Copy out each line below that has the word "activation" in it.

++++++++++++++++++++

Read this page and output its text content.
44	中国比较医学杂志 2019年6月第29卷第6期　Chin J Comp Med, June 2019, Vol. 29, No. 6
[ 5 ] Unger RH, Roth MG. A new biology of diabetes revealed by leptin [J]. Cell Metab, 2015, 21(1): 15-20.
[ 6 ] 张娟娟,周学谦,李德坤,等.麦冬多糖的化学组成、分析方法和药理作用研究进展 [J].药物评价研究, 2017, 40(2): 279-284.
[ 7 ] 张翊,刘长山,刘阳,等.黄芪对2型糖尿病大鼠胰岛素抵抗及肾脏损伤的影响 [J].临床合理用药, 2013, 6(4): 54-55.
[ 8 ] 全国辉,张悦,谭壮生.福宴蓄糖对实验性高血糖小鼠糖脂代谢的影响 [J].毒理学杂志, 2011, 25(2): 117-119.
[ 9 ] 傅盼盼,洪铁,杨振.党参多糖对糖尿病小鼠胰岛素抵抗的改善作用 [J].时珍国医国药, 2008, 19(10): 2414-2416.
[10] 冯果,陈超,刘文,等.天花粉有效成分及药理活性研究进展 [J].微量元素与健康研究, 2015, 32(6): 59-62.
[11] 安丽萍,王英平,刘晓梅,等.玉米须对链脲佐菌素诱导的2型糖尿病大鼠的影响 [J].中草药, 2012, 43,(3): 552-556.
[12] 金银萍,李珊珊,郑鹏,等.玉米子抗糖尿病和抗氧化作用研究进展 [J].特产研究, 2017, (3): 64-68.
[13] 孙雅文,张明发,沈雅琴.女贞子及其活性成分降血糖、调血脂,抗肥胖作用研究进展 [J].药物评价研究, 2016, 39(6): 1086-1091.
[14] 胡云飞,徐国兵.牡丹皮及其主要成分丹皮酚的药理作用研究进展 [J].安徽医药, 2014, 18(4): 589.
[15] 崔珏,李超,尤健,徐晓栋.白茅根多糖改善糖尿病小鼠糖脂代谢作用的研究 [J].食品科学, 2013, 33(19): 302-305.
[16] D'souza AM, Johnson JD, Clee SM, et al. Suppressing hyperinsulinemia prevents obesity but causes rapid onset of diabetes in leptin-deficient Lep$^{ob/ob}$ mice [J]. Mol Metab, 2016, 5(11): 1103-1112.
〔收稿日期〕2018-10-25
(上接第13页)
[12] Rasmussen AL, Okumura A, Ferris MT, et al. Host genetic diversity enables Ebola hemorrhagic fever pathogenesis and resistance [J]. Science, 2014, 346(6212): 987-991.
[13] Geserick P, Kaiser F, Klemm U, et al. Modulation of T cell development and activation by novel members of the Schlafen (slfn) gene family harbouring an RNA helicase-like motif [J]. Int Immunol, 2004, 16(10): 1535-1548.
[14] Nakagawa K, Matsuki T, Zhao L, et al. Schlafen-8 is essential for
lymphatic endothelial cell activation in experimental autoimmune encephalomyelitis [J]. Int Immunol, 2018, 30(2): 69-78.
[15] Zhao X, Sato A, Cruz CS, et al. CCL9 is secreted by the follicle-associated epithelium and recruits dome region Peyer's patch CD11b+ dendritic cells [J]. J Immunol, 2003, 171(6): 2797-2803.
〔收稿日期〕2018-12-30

++++++++++++++++++++

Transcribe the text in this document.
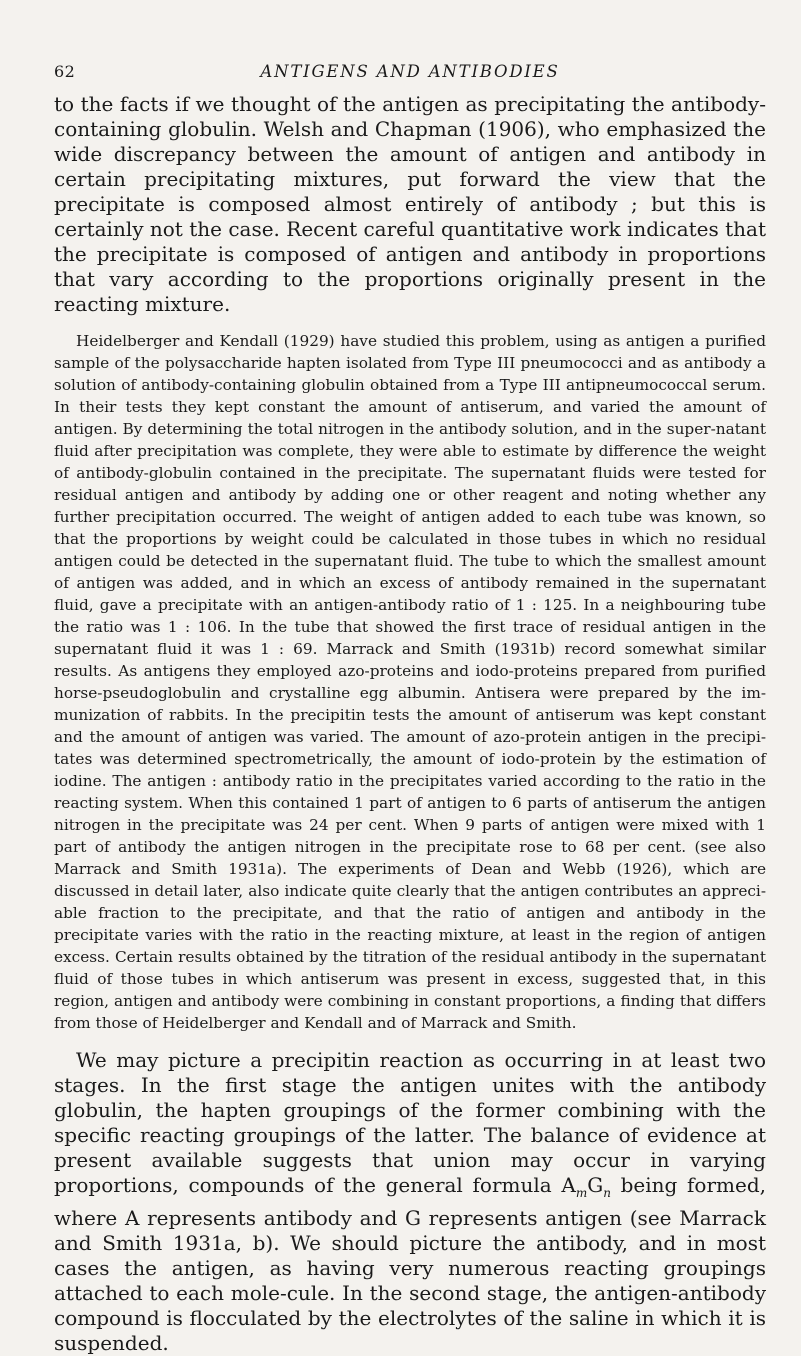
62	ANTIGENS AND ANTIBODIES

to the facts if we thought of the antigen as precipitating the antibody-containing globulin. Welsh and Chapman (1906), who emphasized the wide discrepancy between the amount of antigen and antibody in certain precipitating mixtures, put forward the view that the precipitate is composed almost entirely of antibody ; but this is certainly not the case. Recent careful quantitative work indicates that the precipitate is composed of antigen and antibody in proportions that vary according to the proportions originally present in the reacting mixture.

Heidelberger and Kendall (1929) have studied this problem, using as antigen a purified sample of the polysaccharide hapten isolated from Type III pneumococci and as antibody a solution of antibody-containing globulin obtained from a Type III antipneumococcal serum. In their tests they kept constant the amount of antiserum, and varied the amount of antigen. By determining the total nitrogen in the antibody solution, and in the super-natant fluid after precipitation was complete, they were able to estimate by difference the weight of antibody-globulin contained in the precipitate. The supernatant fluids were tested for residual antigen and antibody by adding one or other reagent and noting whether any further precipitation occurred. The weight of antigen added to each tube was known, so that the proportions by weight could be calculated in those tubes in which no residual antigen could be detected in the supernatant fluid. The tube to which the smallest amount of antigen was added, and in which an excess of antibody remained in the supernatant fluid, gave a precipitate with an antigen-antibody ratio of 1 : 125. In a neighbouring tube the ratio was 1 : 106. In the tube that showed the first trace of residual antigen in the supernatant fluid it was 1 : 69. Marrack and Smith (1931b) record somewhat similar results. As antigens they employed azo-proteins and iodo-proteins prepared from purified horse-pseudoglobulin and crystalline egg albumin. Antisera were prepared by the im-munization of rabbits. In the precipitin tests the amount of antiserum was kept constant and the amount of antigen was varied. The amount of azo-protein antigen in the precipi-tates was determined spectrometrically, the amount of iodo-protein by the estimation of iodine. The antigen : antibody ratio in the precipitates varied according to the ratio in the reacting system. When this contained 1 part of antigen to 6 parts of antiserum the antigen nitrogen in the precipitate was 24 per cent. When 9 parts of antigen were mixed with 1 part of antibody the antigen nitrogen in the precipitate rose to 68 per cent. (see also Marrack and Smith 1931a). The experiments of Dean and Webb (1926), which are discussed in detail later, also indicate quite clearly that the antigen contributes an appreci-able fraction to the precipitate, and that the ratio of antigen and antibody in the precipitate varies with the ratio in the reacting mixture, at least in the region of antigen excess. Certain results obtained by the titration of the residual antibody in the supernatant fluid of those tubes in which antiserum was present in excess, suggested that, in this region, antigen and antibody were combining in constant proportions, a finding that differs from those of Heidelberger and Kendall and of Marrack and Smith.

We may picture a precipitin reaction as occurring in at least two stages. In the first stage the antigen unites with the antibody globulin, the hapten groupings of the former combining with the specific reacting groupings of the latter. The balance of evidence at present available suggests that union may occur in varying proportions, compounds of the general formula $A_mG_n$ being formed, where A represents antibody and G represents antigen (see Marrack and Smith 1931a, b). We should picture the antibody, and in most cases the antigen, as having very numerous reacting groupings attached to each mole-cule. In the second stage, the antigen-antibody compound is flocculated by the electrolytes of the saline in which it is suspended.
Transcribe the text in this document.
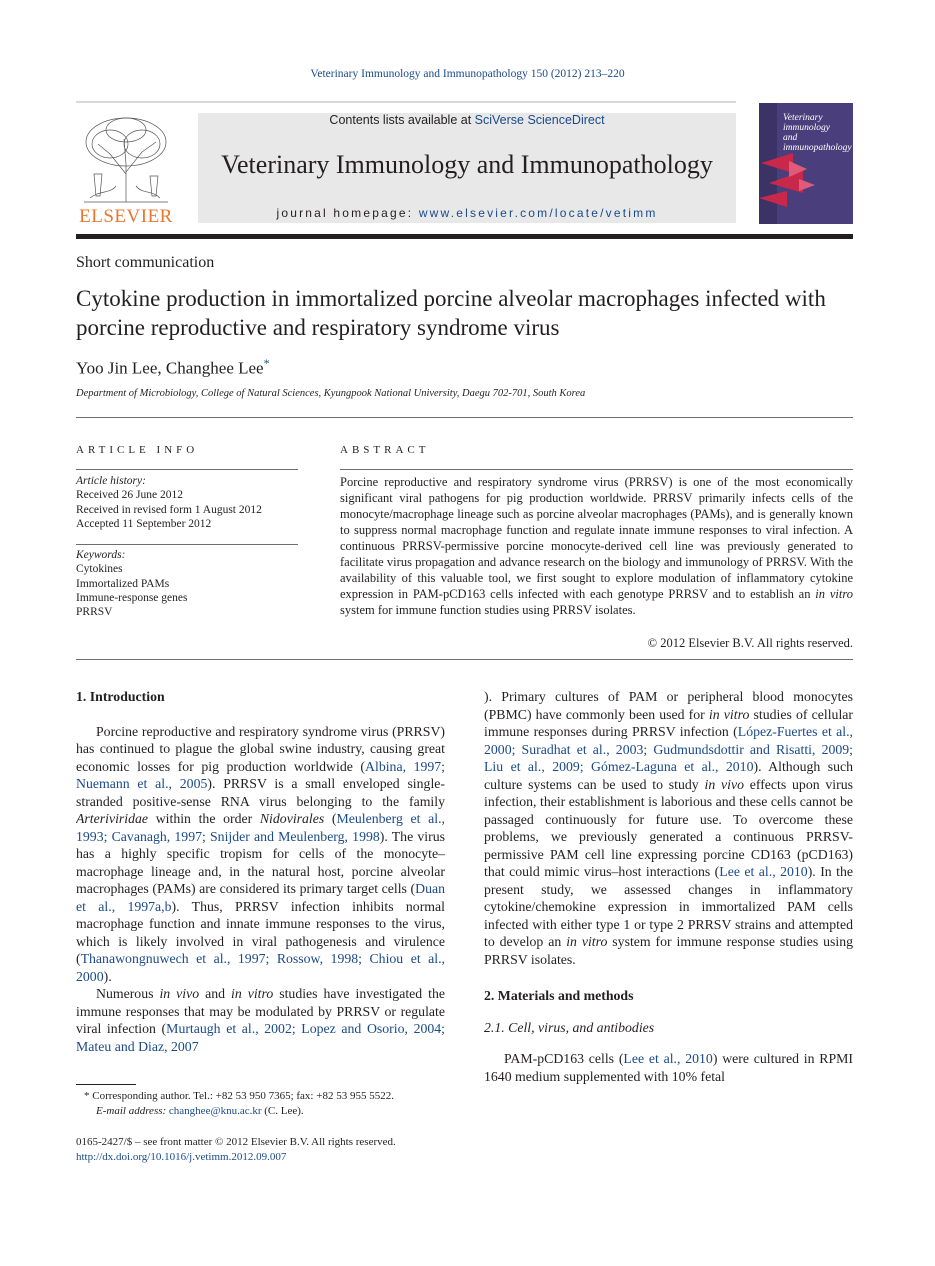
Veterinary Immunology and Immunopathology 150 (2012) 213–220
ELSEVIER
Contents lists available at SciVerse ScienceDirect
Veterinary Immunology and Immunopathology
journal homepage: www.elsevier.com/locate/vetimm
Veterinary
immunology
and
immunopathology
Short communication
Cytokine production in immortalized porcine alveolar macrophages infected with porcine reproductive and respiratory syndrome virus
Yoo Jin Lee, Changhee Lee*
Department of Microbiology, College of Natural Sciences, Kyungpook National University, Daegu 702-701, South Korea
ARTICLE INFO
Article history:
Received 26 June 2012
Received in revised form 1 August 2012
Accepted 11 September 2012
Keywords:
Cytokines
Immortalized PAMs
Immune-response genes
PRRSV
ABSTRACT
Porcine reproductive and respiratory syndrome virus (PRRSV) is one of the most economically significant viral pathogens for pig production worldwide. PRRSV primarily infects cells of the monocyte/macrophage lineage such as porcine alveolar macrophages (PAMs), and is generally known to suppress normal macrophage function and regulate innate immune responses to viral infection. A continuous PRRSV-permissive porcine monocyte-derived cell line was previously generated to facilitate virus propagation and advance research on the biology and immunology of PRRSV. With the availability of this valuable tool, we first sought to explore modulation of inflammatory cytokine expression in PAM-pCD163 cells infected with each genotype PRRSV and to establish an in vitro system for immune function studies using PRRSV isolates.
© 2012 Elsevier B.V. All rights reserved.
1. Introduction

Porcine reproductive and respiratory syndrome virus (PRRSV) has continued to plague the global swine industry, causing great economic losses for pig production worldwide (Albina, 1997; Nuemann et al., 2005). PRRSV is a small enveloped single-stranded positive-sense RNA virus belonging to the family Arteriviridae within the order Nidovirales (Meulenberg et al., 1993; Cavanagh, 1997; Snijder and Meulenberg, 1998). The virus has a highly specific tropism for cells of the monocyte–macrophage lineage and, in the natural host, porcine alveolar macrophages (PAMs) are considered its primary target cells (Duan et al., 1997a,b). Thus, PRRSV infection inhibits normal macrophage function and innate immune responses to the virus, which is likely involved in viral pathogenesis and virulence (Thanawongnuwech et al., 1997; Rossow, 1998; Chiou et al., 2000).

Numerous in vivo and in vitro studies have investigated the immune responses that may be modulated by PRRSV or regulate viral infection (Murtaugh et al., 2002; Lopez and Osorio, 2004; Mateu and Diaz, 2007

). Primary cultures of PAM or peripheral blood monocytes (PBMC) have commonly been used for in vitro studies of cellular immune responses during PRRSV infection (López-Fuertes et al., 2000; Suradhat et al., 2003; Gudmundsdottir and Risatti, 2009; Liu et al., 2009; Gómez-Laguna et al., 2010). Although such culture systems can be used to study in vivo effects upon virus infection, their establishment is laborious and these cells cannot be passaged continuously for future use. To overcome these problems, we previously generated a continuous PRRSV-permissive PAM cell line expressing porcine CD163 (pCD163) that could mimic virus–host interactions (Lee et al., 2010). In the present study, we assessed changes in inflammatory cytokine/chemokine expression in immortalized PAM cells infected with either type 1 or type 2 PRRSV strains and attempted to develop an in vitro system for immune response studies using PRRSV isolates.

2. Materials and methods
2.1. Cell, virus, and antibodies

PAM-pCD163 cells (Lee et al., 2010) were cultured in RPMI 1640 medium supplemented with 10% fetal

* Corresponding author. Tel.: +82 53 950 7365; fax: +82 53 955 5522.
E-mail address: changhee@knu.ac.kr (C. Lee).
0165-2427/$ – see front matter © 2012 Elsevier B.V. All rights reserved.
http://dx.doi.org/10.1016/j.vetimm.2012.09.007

++++++++++++++++++++

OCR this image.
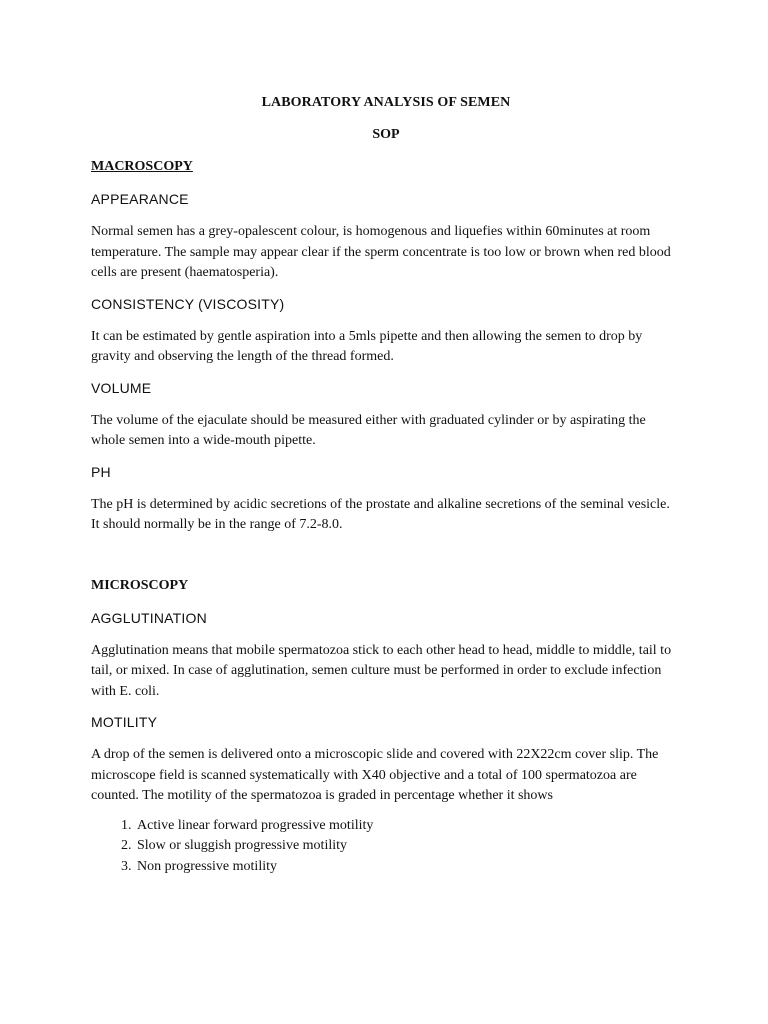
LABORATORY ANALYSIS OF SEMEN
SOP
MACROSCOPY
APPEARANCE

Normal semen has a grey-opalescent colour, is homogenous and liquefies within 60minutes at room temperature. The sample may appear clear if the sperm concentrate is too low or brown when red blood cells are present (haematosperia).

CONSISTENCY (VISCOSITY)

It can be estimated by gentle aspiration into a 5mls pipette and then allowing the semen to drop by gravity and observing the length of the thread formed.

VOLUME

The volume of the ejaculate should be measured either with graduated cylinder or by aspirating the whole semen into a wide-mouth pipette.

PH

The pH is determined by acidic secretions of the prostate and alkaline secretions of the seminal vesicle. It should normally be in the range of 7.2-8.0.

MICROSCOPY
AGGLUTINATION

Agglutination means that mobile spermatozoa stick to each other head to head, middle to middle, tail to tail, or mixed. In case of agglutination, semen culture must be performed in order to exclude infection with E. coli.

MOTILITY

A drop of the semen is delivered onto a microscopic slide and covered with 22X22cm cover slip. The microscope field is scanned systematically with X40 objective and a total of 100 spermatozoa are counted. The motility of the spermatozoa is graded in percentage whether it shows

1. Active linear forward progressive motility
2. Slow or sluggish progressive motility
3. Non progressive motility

++++++++++++++++++++

» Exercise result
[13] Geserick P, Kaiser F, Klemm U, et al. Modulation of T cell development and activation by novel members of the Schlafen (slfn) gene family harbouring an RNA helicase-like motif [J]. Int Immunol, 2004, 16(10): 1535-1548.
lymphatic endothelial cell activation in experimental autoimmune encephalomyelitis [J]. Int Immunol, 2018, 30(2): 69-78.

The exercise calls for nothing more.